**GOAL:** Where a line in the listing contains the string "supporting", copy that line out.

## start ENTRIES PROVIDED

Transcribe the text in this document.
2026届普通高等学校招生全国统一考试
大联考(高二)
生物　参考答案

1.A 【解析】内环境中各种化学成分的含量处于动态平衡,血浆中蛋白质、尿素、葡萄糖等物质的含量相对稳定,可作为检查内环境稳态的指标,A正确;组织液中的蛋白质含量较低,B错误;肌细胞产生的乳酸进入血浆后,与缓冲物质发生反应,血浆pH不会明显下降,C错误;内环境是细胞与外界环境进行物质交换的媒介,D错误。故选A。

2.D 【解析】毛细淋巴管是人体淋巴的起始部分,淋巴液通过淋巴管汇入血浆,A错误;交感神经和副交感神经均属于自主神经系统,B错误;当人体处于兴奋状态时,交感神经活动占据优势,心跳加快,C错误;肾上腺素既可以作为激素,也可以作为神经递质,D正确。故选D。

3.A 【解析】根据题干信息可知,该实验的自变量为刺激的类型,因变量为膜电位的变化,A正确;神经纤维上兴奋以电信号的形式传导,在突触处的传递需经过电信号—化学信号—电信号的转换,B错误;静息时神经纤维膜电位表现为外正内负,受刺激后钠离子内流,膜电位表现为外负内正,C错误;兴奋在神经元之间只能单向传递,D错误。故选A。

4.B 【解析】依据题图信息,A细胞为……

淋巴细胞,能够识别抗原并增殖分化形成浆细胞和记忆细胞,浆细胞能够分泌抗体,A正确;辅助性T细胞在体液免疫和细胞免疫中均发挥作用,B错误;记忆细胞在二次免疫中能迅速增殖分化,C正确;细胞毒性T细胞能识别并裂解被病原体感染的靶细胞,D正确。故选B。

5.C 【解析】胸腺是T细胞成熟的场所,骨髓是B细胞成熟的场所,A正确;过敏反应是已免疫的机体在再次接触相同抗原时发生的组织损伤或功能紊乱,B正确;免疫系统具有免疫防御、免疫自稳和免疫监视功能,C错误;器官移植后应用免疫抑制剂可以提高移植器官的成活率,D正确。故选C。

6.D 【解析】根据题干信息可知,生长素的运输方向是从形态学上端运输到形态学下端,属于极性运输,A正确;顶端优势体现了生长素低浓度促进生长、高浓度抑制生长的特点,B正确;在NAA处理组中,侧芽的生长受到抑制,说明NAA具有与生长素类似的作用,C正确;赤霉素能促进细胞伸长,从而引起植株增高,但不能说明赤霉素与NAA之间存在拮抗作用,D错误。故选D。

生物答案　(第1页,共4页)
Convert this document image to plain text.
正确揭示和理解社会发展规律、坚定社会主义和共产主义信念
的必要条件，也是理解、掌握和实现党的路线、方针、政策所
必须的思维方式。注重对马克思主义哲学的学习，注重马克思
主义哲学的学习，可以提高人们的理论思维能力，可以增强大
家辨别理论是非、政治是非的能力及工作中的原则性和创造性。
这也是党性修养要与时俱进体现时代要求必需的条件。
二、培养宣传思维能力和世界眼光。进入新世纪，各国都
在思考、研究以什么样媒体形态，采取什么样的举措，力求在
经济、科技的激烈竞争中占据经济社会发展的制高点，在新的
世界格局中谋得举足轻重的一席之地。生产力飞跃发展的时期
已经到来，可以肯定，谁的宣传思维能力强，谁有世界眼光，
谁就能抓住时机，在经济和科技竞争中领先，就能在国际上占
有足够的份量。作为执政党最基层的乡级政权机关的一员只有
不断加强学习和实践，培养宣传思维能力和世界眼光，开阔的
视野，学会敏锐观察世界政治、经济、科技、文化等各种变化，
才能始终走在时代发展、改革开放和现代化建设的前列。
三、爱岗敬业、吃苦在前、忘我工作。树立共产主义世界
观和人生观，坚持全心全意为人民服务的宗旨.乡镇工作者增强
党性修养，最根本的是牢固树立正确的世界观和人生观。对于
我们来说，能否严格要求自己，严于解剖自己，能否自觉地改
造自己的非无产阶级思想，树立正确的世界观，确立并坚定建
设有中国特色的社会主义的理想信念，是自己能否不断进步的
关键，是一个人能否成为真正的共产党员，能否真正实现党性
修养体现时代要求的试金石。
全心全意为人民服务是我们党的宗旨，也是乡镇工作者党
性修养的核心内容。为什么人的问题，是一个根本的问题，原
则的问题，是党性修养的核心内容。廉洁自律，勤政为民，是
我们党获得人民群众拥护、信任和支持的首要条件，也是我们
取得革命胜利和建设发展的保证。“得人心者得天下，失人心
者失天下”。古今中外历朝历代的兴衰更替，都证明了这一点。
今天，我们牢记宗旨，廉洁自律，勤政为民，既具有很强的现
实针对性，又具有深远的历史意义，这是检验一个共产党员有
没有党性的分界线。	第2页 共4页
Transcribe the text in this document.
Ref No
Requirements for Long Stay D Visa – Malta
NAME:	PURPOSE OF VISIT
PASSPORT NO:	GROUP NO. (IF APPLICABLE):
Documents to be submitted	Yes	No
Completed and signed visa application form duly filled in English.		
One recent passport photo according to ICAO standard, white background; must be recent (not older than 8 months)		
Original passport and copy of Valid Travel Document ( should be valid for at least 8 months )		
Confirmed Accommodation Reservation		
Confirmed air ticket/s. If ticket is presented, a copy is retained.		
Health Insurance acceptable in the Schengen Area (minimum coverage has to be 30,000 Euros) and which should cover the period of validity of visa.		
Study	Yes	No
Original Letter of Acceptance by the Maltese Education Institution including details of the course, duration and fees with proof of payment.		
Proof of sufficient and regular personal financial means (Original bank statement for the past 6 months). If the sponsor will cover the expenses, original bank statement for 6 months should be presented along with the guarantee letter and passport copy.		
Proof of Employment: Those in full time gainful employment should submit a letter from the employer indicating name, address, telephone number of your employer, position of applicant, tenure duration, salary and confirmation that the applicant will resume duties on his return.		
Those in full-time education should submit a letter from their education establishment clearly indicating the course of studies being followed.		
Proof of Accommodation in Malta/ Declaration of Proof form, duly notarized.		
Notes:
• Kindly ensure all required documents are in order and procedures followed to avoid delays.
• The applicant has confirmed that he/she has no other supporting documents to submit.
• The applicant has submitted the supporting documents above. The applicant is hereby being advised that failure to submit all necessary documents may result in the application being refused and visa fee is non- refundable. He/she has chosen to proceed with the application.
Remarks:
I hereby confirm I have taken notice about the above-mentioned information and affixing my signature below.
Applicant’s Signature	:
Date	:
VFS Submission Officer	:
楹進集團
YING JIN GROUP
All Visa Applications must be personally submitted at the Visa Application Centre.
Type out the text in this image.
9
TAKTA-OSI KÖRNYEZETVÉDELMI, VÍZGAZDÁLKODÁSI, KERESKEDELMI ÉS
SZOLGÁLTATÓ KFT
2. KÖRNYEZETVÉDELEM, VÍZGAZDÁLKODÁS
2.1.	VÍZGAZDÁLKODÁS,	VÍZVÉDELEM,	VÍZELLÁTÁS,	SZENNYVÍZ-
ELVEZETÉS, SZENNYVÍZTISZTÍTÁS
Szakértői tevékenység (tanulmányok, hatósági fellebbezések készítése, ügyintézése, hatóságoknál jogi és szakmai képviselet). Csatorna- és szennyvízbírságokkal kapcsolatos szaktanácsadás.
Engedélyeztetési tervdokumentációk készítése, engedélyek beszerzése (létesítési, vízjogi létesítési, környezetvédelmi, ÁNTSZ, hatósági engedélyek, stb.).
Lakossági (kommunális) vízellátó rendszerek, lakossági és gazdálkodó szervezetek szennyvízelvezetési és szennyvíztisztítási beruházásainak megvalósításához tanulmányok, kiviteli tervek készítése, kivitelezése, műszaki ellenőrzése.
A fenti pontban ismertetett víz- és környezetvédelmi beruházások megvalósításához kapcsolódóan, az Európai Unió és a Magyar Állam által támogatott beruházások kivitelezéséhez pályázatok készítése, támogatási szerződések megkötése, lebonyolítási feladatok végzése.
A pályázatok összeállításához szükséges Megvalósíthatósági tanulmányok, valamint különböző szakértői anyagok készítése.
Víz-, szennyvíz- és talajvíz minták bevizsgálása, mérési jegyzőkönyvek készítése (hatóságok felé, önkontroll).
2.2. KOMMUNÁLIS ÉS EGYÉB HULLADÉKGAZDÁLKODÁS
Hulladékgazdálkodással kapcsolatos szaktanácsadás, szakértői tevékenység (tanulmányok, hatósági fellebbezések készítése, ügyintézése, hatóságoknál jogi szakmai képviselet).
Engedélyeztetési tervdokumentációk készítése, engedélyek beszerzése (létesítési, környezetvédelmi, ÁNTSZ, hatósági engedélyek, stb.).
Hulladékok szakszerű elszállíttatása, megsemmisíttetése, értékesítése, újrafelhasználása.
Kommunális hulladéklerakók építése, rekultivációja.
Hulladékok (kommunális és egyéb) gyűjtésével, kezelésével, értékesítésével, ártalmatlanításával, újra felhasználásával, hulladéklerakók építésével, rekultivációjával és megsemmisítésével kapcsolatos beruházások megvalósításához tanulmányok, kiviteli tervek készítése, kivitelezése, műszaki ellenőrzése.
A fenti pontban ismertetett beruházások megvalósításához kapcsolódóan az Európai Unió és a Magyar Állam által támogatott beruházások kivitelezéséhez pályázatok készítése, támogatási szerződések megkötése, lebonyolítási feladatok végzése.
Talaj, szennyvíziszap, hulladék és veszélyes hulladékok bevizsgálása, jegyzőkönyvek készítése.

## end ENTRIES PROVIDED

**EXERCISE RESPONSE:**
• The applicant has confirmed that he/she has no other supporting documents to submit.
• The applicant has submitted the supporting documents above. The applicant is hereby being advised that failure to submit all necessary documents may result in the application being refused and visa fee is non- refundable. He/she has chosen to proceed with the application.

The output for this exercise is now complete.